## Work to be completed
Starting at the line that holds "Transcribe this chart's", quote every line through the end of the records, both boundary lines included. Omit the pictures.
— start Material for this exercise —
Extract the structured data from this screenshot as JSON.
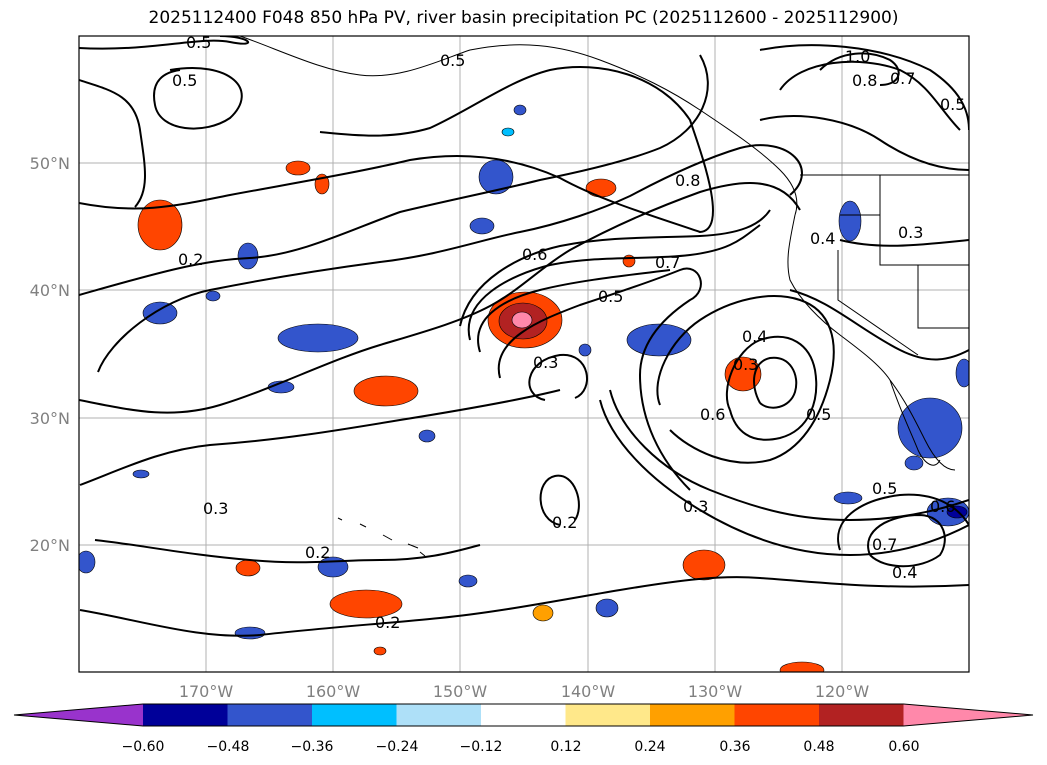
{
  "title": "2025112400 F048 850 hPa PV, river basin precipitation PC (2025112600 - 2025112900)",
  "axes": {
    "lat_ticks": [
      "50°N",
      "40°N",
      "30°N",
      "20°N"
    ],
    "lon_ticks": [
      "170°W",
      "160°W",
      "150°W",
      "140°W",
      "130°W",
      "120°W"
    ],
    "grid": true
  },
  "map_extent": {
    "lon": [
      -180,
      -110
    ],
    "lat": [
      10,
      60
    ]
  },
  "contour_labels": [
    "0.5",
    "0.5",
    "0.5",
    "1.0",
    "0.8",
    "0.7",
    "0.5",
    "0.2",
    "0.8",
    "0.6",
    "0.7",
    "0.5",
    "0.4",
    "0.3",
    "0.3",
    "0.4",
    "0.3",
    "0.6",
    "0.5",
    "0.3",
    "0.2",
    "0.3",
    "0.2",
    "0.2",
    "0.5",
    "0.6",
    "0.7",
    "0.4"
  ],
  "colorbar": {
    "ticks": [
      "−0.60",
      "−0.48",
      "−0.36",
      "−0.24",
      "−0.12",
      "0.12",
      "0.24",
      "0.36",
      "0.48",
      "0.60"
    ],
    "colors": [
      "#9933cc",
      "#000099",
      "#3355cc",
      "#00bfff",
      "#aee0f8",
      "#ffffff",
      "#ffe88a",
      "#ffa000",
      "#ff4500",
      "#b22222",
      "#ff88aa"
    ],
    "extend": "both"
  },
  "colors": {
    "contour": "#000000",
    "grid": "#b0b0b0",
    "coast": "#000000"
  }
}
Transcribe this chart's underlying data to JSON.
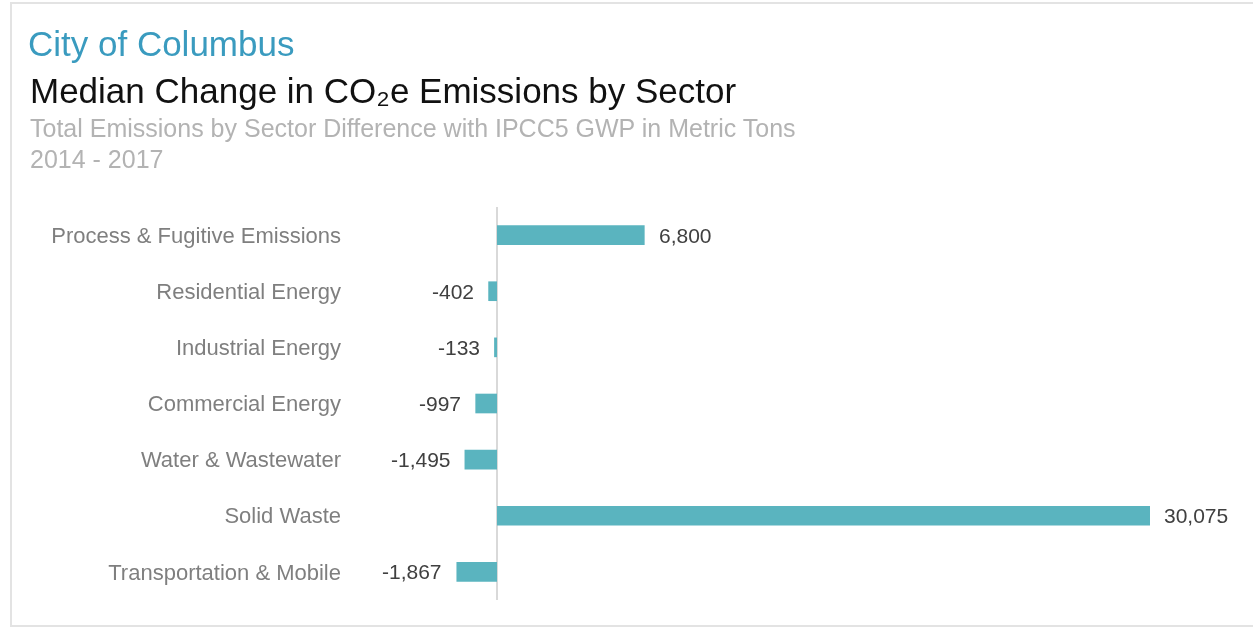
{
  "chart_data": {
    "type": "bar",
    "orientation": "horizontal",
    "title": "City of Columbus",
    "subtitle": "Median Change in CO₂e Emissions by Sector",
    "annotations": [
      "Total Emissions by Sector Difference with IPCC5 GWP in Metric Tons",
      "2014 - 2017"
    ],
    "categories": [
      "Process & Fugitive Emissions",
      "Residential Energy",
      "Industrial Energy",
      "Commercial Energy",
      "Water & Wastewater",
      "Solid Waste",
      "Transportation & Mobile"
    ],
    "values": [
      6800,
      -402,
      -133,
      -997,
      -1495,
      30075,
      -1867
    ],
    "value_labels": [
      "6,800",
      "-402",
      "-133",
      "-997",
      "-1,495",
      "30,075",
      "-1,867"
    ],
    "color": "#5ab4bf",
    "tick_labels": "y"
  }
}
— end Material for this exercise —
## Result
Transcribe this chart's underlying data to JSON.
{
  "chart_data": {
    "type": "bar",
    "orientation": "horizontal",
    "title": "City of Columbus",
    "subtitle": "Median Change in CO₂e Emissions by Sector",
    "annotations": [
      "Total Emissions by Sector Difference with IPCC5 GWP in Metric Tons",
      "2014 - 2017"
    ],
    "categories": [
      "Process & Fugitive Emissions",
      "Residential Energy",
      "Industrial Energy",
      "Commercial Energy",
      "Water & Wastewater",
      "Solid Waste",
      "Transportation & Mobile"
    ],
    "values": [
      6800,
      -402,
      -133,
      -997,
      -1495,
      30075,
      -1867
    ],
    "value_labels": [
      "6,800",
      "-402",
      "-133",
      "-997",
      "-1,495",
      "30,075",
      "-1,867"
    ],
    "color": "#5ab4bf",
    "tick_labels": "y"
  }
}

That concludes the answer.